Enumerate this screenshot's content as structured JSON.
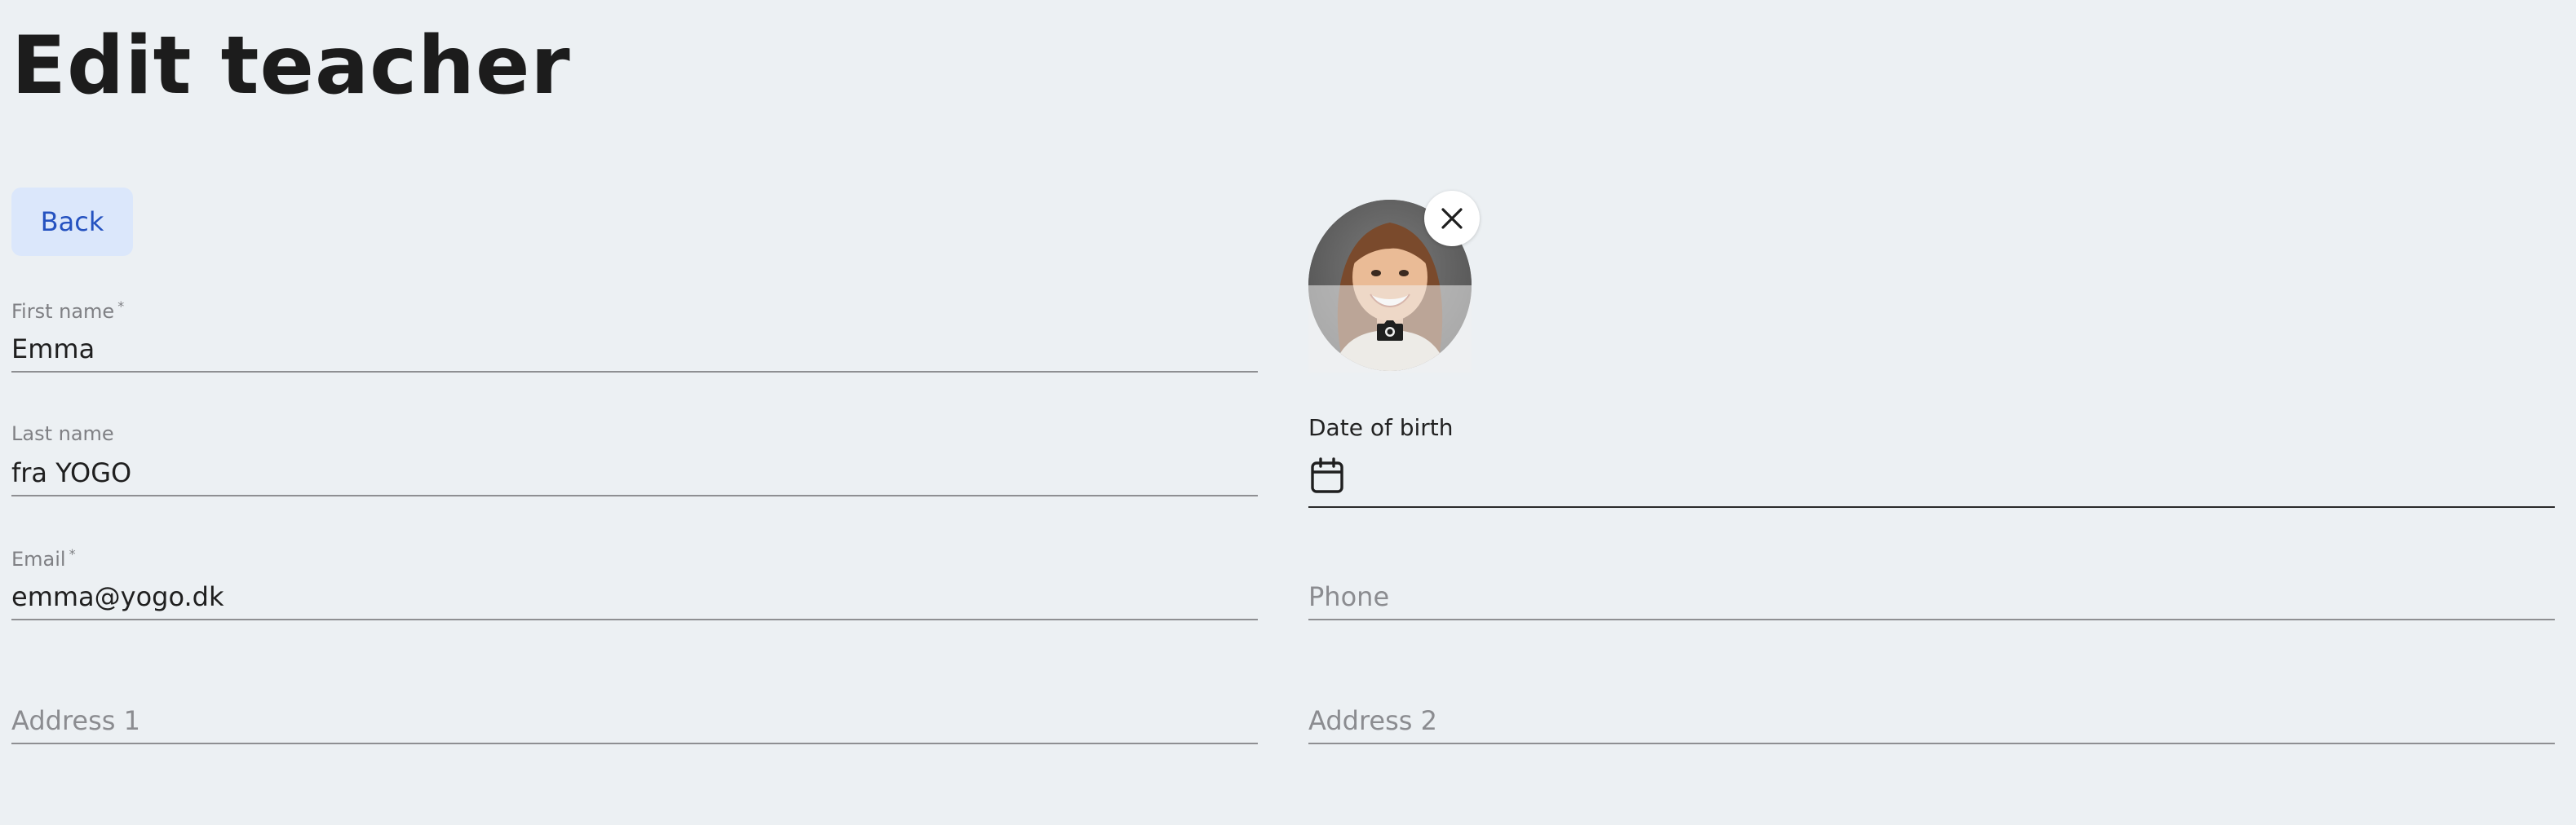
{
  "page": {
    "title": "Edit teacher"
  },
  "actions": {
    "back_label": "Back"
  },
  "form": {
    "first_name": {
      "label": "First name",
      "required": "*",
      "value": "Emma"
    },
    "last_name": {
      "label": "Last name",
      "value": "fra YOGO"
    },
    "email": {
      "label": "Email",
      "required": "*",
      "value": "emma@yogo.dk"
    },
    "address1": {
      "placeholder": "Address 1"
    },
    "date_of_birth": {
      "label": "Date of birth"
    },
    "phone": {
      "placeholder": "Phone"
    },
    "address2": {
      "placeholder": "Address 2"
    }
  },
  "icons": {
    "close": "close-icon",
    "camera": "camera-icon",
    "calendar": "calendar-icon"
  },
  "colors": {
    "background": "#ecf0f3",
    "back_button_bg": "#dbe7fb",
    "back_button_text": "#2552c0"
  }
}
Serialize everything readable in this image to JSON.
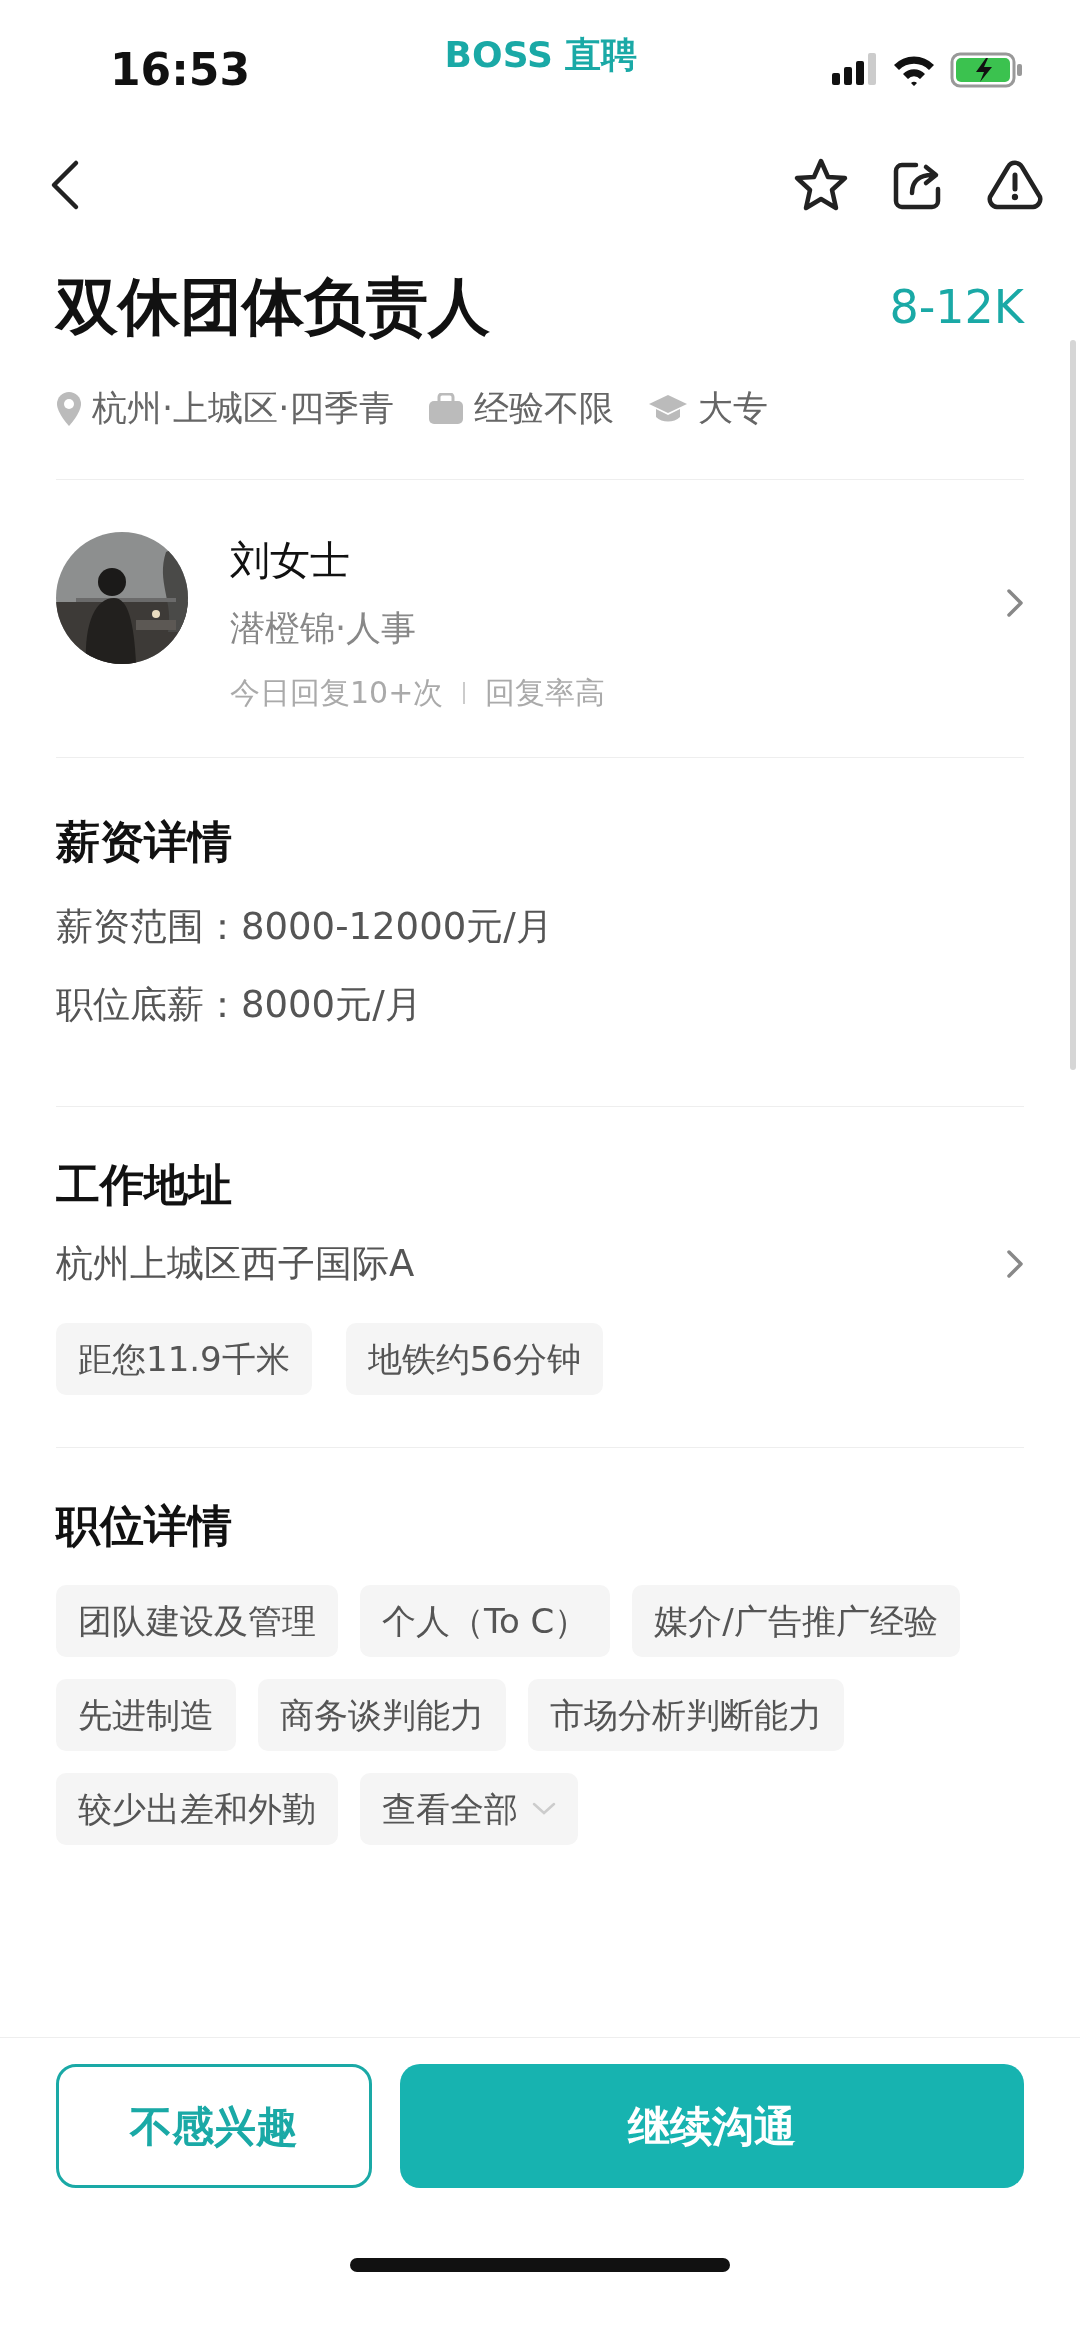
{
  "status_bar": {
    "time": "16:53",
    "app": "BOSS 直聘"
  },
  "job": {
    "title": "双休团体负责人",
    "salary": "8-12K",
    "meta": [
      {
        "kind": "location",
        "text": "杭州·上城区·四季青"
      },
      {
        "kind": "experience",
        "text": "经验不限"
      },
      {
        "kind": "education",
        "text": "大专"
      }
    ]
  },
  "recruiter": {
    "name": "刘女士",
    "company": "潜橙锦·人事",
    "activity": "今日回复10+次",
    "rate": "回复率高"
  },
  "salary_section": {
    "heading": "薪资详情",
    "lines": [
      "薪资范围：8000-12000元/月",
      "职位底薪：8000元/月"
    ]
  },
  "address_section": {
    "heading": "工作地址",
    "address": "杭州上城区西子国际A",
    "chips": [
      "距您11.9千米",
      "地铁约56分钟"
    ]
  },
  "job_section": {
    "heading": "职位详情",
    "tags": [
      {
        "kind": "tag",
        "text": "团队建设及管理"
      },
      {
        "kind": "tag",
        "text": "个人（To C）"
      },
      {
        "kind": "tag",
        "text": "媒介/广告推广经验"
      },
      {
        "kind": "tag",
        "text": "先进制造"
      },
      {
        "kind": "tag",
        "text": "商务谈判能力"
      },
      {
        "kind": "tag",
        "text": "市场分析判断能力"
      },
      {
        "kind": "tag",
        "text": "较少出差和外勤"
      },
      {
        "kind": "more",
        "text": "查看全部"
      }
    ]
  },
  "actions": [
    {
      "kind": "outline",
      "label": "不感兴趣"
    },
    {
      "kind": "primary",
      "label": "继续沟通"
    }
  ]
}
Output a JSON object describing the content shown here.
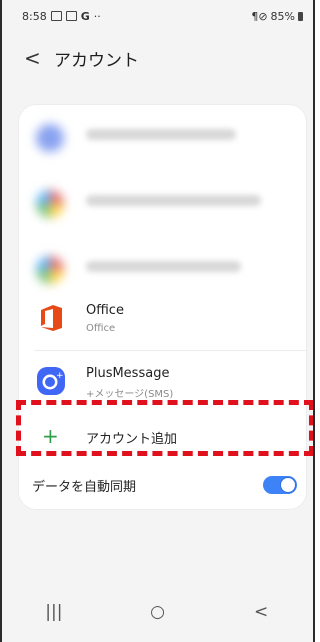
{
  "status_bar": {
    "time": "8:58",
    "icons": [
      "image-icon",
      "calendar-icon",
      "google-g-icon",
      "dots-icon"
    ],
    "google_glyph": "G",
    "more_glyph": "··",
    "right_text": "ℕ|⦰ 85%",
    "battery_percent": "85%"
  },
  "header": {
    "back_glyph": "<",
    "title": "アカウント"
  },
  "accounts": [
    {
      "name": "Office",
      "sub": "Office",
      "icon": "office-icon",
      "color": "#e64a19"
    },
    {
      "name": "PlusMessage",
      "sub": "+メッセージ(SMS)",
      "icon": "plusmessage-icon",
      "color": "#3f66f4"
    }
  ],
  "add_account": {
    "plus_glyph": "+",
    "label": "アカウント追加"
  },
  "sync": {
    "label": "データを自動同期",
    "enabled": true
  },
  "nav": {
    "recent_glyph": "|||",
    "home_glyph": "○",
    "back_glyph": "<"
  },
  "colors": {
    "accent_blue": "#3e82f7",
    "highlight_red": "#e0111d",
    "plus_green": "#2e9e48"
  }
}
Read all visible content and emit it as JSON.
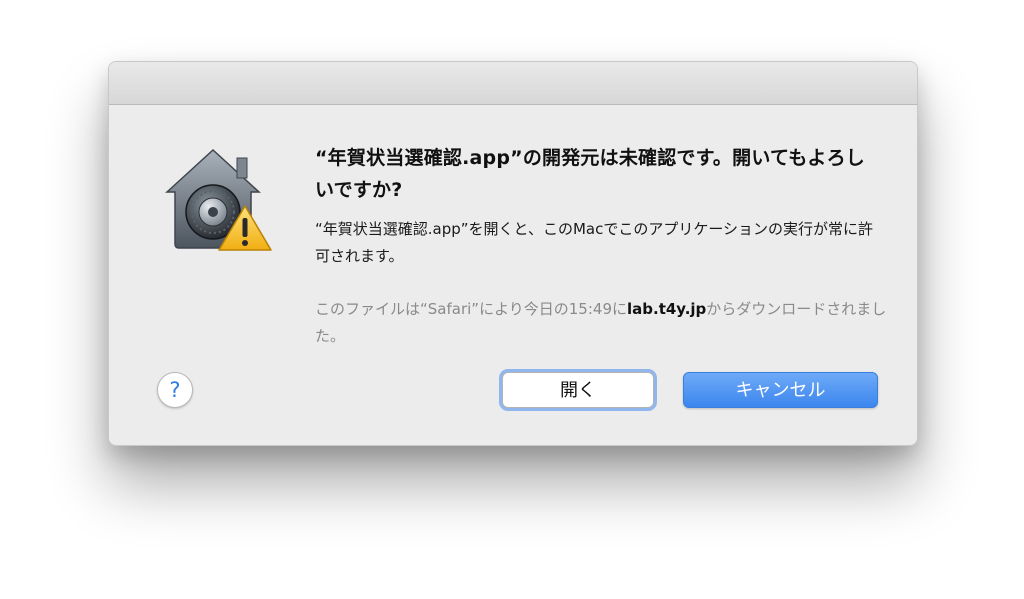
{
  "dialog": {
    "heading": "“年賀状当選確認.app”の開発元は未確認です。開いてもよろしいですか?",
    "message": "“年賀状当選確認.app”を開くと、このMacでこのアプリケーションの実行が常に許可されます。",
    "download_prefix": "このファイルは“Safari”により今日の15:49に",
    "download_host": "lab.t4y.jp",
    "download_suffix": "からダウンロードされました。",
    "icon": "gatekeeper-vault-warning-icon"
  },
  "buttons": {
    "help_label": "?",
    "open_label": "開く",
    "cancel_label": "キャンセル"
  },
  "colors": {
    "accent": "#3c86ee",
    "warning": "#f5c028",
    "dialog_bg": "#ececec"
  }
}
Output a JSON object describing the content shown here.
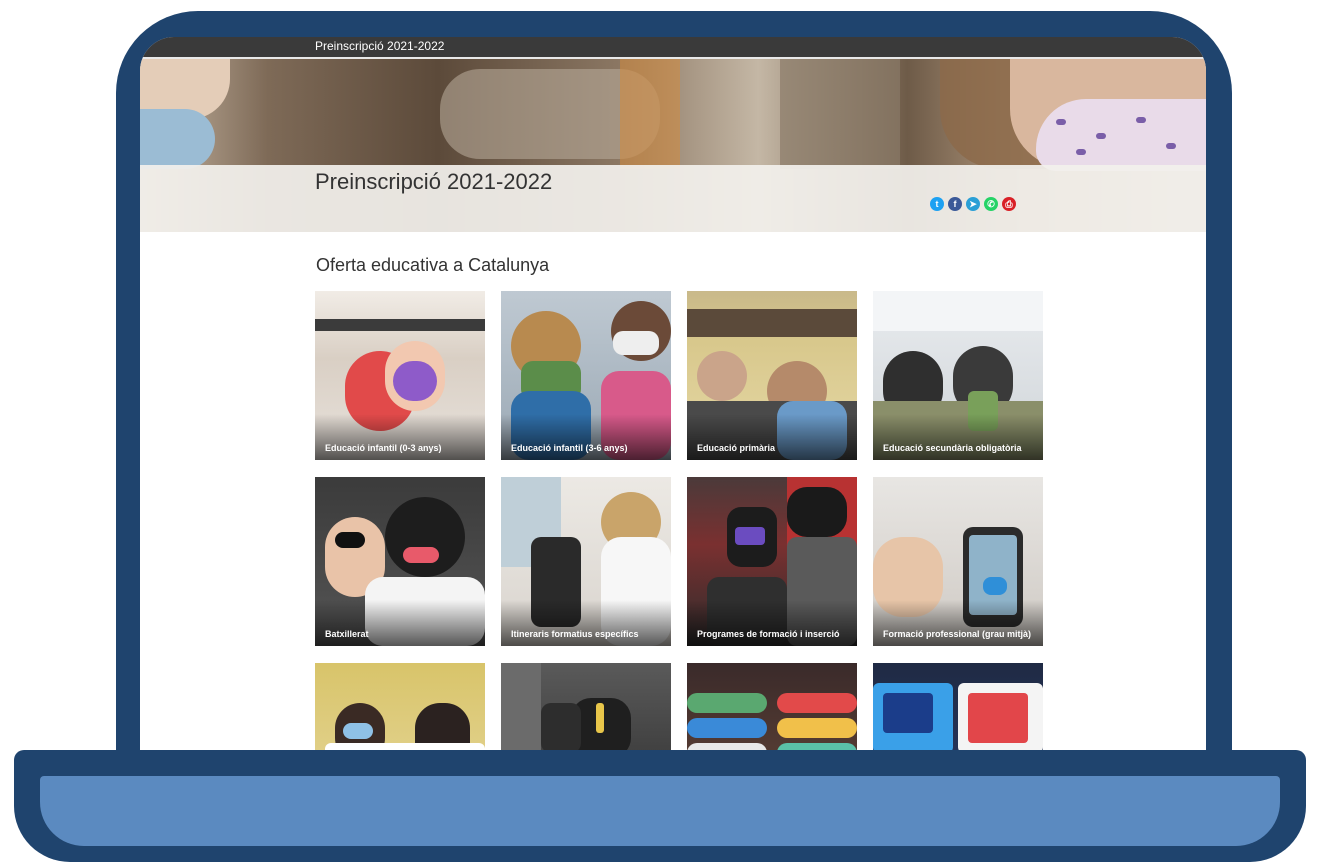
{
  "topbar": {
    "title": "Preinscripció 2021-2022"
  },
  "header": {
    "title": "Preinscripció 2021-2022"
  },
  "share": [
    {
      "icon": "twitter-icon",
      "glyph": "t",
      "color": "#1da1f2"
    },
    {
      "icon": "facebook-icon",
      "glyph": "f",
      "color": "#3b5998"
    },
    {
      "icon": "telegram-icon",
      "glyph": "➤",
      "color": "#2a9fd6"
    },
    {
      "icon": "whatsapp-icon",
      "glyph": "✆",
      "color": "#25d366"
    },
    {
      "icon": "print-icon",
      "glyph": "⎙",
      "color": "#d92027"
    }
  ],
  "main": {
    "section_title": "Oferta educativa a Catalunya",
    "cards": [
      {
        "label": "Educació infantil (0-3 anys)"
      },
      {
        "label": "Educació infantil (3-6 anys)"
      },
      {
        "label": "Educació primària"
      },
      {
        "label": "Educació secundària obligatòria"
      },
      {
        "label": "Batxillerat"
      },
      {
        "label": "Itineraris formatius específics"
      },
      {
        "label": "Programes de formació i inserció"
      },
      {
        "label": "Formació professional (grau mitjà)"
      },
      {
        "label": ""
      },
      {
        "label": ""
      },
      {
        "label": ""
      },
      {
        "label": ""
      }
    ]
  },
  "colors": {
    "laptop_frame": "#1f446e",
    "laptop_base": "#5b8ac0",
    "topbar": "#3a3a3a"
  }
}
——
-- EXERCISE REQUIREMENTS --
Leave out the pictures and output the rest of the material exactly as written.

-- RESULT FOR THIS TASK --
Enumerate this screenshot's content as structured JSON.
{
  "page": {
    "title": "Edit teacher"
  },
  "actions": {
    "back_label": "Back"
  },
  "form": {
    "first_name": {
      "label": "First name",
      "required": "*",
      "value": "Emma"
    },
    "last_name": {
      "label": "Last name",
      "value": "fra YOGO"
    },
    "email": {
      "label": "Email",
      "required": "*",
      "value": "emma@yogo.dk"
    },
    "address1": {
      "placeholder": "Address 1"
    },
    "date_of_birth": {
      "label": "Date of birth"
    },
    "phone": {
      "placeholder": "Phone"
    },
    "address2": {
      "placeholder": "Address 2"
    }
  },
  "icons": {
    "close": "close-icon",
    "camera": "camera-icon",
    "calendar": "calendar-icon"
  },
  "colors": {
    "background": "#ecf0f3",
    "back_button_bg": "#dbe7fb",
    "back_button_text": "#2552c0"
  }
}
Serialize everything readable in this image to JSON.
{
  "status_bar": {
    "time": "16:53",
    "app": "BOSS 直聘"
  },
  "job": {
    "title": "双休团体负责人",
    "salary": "8-12K",
    "meta": [
      {
        "kind": "location",
        "text": "杭州·上城区·四季青"
      },
      {
        "kind": "experience",
        "text": "经验不限"
      },
      {
        "kind": "education",
        "text": "大专"
      }
    ]
  },
  "recruiter": {
    "name": "刘女士",
    "company": "潜橙锦·人事",
    "activity": "今日回复10+次",
    "rate": "回复率高"
  },
  "salary_section": {
    "heading": "薪资详情",
    "lines": [
      "薪资范围：8000-12000元/月",
      "职位底薪：8000元/月"
    ]
  },
  "address_section": {
    "heading": "工作地址",
    "address": "杭州上城区西子国际A",
    "chips": [
      "距您11.9千米",
      "地铁约56分钟"
    ]
  },
  "job_section": {
    "heading": "职位详情",
    "tags": [
      {
        "kind": "tag",
        "text": "团队建设及管理"
      },
      {
        "kind": "tag",
        "text": "个人（To C）"
      },
      {
        "kind": "tag",
        "text": "媒介/广告推广经验"
      },
      {
        "kind": "tag",
        "text": "先进制造"
      },
      {
        "kind": "tag",
        "text": "商务谈判能力"
      },
      {
        "kind": "tag",
        "text": "市场分析判断能力"
      },
      {
        "kind": "tag",
        "text": "较少出差和外勤"
      },
      {
        "kind": "more",
        "text": "查看全部"
      }
    ]
  },
  "actions": [
    {
      "kind": "outline",
      "label": "不感兴趣"
    },
    {
      "kind": "primary",
      "label": "继续沟通"
    }
  ]
}
Output a JSON object describing the content shown here.
{
  "status_bar": {
    "time": "8:58",
    "icons": [
      "image-icon",
      "calendar-icon",
      "google-g-icon",
      "dots-icon"
    ],
    "google_glyph": "G",
    "more_glyph": "··",
    "right_text": "ℕ|⦰ 85%",
    "battery_percent": "85%"
  },
  "header": {
    "back_glyph": "<",
    "title": "アカウント"
  },
  "accounts": [
    {
      "name": "Office",
      "sub": "Office",
      "icon": "office-icon",
      "color": "#e64a19"
    },
    {
      "name": "PlusMessage",
      "sub": "+メッセージ(SMS)",
      "icon": "plusmessage-icon",
      "color": "#3f66f4"
    }
  ],
  "add_account": {
    "plus_glyph": "+",
    "label": "アカウント追加"
  },
  "sync": {
    "label": "データを自動同期",
    "enabled": true
  },
  "nav": {
    "recent_glyph": "|||",
    "home_glyph": "○",
    "back_glyph": "<"
  },
  "colors": {
    "accent_blue": "#3e82f7",
    "highlight_red": "#e0111d",
    "plus_green": "#2e9e48"
  }
}
Read all visible content and emit it as JSON.
{
  "dialog": {
    "heading": "“年賀状当選確認.app”の開発元は未確認です。開いてもよろしいですか?",
    "message": "“年賀状当選確認.app”を開くと、このMacでこのアプリケーションの実行が常に許可されます。",
    "download_prefix": "このファイルは“Safari”により今日の15:49に",
    "download_host": "lab.t4y.jp",
    "download_suffix": "からダウンロードされました。",
    "icon": "gatekeeper-vault-warning-icon"
  },
  "buttons": {
    "help_label": "?",
    "open_label": "開く",
    "cancel_label": "キャンセル"
  },
  "colors": {
    "accent": "#3c86ee",
    "warning": "#f5c028",
    "dialog_bg": "#ececec"
  }
}
Output a JSON object describing the content shown here.
{
  "topbar": {
    "title": "Preinscripció 2021-2022"
  },
  "header": {
    "title": "Preinscripció 2021-2022"
  },
  "share": [
    {
      "icon": "twitter-icon",
      "glyph": "t",
      "color": "#1da1f2"
    },
    {
      "icon": "facebook-icon",
      "glyph": "f",
      "color": "#3b5998"
    },
    {
      "icon": "telegram-icon",
      "glyph": "➤",
      "color": "#2a9fd6"
    },
    {
      "icon": "whatsapp-icon",
      "glyph": "✆",
      "color": "#25d366"
    },
    {
      "icon": "print-icon",
      "glyph": "⎙",
      "color": "#d92027"
    }
  ],
  "main": {
    "section_title": "Oferta educativa a Catalunya",
    "cards": [
      {
        "label": "Educació infantil (0-3 anys)"
      },
      {
        "label": "Educació infantil (3-6 anys)"
      },
      {
        "label": "Educació primària"
      },
      {
        "label": "Educació secundària obligatòria"
      },
      {
        "label": "Batxillerat"
      },
      {
        "label": "Itineraris formatius específics"
      },
      {
        "label": "Programes de formació i inserció"
      },
      {
        "label": "Formació professional (grau mitjà)"
      },
      {
        "label": ""
      },
      {
        "label": ""
      },
      {
        "label": ""
      },
      {
        "label": ""
      }
    ]
  },
  "colors": {
    "laptop_frame": "#1f446e",
    "laptop_base": "#5b8ac0",
    "topbar": "#3a3a3a"
  }
}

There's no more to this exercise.